ABOUT THIS TASK: Continue the thread below about finding a in the polynomial p(x) = 27x³ - ax² - x + 3, picking up right after its last line.

SOURCE PASSAGE:
────────────────────
Math, asked by pallabroy8236, 1 year ago

If x=-1/3 is a 0 of a polynomial p(x)=27x^3-ax^2-x+3 find a

Answers

Answered by sushant2505

HEYA !

Given Polynomial :

p(x) = 27x³ - ax² - x + 3

And given that,

- 1/3 is zero of polynomial p(x)

→ p ( -1/3 ) = 0

→ 27 (-1/3)³ - a (-1/3)² - (-1/3) + 3 = 0

→ 27 × -1/27 - a × 1/9 + 1/3 + 3 = 0

→ - 1 - a/9 + (1 + 9) / 3 = 0

→ - a/9 + 10/3 - 1 = 0

→ - a/9 + (10 - 3)/3 = 0

→ - a/9 + 7/3 = 0

→ - a/9 = - 7/3

→ a = 9 × 7/3

→ a = 3 × 7

$\boxed{ \Rightarrow \: \text{a = 21}}\: \: \: \: \: \: \: \mathbf{Ans.}$

Answered by Panzer786

Heya !!!
────────────────────
STORED DATA:
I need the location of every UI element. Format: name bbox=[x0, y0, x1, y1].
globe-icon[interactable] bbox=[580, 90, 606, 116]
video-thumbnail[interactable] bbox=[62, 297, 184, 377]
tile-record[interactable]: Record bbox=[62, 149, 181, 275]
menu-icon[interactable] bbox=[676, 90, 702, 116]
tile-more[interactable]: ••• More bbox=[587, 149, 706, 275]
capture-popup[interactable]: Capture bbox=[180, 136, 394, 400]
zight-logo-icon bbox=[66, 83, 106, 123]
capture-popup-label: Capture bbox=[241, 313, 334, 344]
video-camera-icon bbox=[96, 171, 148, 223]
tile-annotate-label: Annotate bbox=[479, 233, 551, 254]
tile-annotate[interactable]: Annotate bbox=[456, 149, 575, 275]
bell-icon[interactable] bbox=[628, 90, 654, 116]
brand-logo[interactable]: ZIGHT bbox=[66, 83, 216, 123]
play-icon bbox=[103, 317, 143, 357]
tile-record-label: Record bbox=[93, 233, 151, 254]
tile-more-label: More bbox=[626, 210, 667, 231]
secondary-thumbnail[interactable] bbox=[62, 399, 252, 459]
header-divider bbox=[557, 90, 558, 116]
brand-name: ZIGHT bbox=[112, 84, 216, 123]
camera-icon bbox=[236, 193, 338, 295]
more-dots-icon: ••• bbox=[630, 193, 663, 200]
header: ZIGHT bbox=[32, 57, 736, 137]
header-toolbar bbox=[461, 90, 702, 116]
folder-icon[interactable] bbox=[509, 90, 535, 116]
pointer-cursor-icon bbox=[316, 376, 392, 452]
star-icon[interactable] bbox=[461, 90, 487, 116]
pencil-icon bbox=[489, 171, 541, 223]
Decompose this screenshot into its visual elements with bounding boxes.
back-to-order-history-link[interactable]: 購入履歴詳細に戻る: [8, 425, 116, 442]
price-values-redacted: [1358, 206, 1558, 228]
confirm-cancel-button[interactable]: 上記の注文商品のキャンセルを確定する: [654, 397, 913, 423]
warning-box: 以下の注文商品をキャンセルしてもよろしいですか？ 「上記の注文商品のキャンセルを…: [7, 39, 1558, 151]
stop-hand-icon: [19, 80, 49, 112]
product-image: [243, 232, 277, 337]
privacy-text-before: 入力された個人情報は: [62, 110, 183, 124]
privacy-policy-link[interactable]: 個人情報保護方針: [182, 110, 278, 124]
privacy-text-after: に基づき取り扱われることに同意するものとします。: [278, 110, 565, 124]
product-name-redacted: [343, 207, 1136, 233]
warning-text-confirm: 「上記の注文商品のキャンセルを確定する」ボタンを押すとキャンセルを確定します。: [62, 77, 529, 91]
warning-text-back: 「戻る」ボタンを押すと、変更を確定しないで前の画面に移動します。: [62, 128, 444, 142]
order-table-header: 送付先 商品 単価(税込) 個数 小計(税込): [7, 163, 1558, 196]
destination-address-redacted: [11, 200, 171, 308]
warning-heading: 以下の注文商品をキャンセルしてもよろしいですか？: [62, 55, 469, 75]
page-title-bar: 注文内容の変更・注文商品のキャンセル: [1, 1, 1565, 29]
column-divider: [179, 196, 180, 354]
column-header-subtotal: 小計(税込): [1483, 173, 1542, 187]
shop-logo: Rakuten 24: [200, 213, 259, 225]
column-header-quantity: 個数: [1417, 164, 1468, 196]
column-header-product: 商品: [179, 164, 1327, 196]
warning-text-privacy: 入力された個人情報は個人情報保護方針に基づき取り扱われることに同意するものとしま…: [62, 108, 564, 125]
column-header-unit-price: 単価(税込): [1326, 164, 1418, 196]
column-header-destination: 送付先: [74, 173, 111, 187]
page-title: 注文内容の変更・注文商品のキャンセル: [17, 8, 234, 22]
────────────────────
OUTPUT OF THE TASK:
X = -1/3

P(X) => 0

P(-1/3) => 0

27X³-AX²-X+3 = 0

27 × (-1/3)³ - A × (-1/3)² - (-1/3) + 3 = 0

27 × -1/27 - A × 1/9 + 1/3 + 3 = 0

-1 - A/9 + 1/3 + 3 = 0

-9 - A + 3 + 3/9 = 0

-9 - A +6 = 0 × 9

-A - 3 = 0

A = -3

HOPE IT WILL HELP YOU....... :-)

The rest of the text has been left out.